- Listed entries
◆ ◆ ◆

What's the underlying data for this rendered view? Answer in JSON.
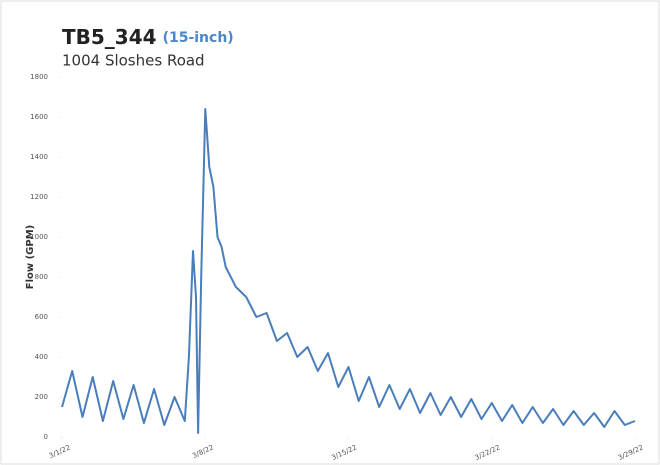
{
  "chart_data": {
    "type": "line",
    "title": "TB5_344",
    "title_note": "(15-inch)",
    "subtitle": "1004 Sloshes Road",
    "y_label": "Flow (GPM)",
    "xlim": [
      0,
      28
    ],
    "xticks": [
      {
        "value": 0,
        "label": "3/1/22"
      },
      {
        "value": 7,
        "label": "3/8/22"
      },
      {
        "value": 14,
        "label": "3/15/22"
      },
      {
        "value": 21,
        "label": "3/22/22"
      },
      {
        "value": 28,
        "label": "3/29/22"
      }
    ],
    "ylim": [
      0,
      1800
    ],
    "yticks": [
      0,
      200,
      400,
      600,
      800,
      1000,
      1200,
      1400,
      1600,
      1800
    ],
    "series": [
      {
        "name": "Flow",
        "color": "#4a7ebb",
        "x": [
          0,
          0.5,
          1,
          1.5,
          2,
          2.5,
          3,
          3.5,
          4,
          4.5,
          5,
          5.5,
          6,
          6.2,
          6.4,
          6.55,
          6.65,
          6.8,
          7,
          7.2,
          7.4,
          7.6,
          7.8,
          8,
          8.5,
          9,
          9.5,
          10,
          10.5,
          11,
          11.5,
          12,
          12.5,
          13,
          13.5,
          14,
          14.5,
          15,
          15.5,
          16,
          16.5,
          17,
          17.5,
          18,
          18.5,
          19,
          19.5,
          20,
          20.5,
          21,
          21.5,
          22,
          22.5,
          23,
          23.5,
          24,
          24.5,
          25,
          25.5,
          26,
          26.5,
          27,
          27.5,
          28
        ],
        "values": [
          150,
          330,
          100,
          300,
          80,
          280,
          90,
          260,
          70,
          240,
          60,
          200,
          80,
          400,
          930,
          700,
          20,
          800,
          1640,
          1350,
          1250,
          1000,
          950,
          850,
          750,
          700,
          600,
          620,
          480,
          520,
          400,
          450,
          330,
          420,
          250,
          350,
          180,
          300,
          150,
          260,
          140,
          240,
          120,
          220,
          110,
          200,
          100,
          190,
          90,
          170,
          80,
          160,
          70,
          150,
          70,
          140,
          60,
          130,
          60,
          120,
          50,
          130,
          60,
          80
        ]
      }
    ]
  }
}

◆ ◆ ◆

- Stated goal
Transcribe the whole listing exactly. Pictures stay out of your copy.

- Output for this exercise
What's the underlying data for this rendered view? Answer in JSON.
{
  "chart_data": {
    "type": "line",
    "title": "TB5_344",
    "title_note": "(15-inch)",
    "subtitle": "1004 Sloshes Road",
    "y_label": "Flow (GPM)",
    "xlim": [
      0,
      28
    ],
    "xticks": [
      {
        "value": 0,
        "label": "3/1/22"
      },
      {
        "value": 7,
        "label": "3/8/22"
      },
      {
        "value": 14,
        "label": "3/15/22"
      },
      {
        "value": 21,
        "label": "3/22/22"
      },
      {
        "value": 28,
        "label": "3/29/22"
      }
    ],
    "ylim": [
      0,
      1800
    ],
    "yticks": [
      0,
      200,
      400,
      600,
      800,
      1000,
      1200,
      1400,
      1600,
      1800
    ],
    "series": [
      {
        "name": "Flow",
        "color": "#4a7ebb",
        "x": [
          0,
          0.5,
          1,
          1.5,
          2,
          2.5,
          3,
          3.5,
          4,
          4.5,
          5,
          5.5,
          6,
          6.2,
          6.4,
          6.55,
          6.65,
          6.8,
          7,
          7.2,
          7.4,
          7.6,
          7.8,
          8,
          8.5,
          9,
          9.5,
          10,
          10.5,
          11,
          11.5,
          12,
          12.5,
          13,
          13.5,
          14,
          14.5,
          15,
          15.5,
          16,
          16.5,
          17,
          17.5,
          18,
          18.5,
          19,
          19.5,
          20,
          20.5,
          21,
          21.5,
          22,
          22.5,
          23,
          23.5,
          24,
          24.5,
          25,
          25.5,
          26,
          26.5,
          27,
          27.5,
          28
        ],
        "values": [
          150,
          330,
          100,
          300,
          80,
          280,
          90,
          260,
          70,
          240,
          60,
          200,
          80,
          400,
          930,
          700,
          20,
          800,
          1640,
          1350,
          1250,
          1000,
          950,
          850,
          750,
          700,
          600,
          620,
          480,
          520,
          400,
          450,
          330,
          420,
          250,
          350,
          180,
          300,
          150,
          260,
          140,
          240,
          120,
          220,
          110,
          200,
          100,
          190,
          90,
          170,
          80,
          160,
          70,
          150,
          70,
          140,
          60,
          130,
          60,
          120,
          50,
          130,
          60,
          80
        ]
      }
    ]
  }
}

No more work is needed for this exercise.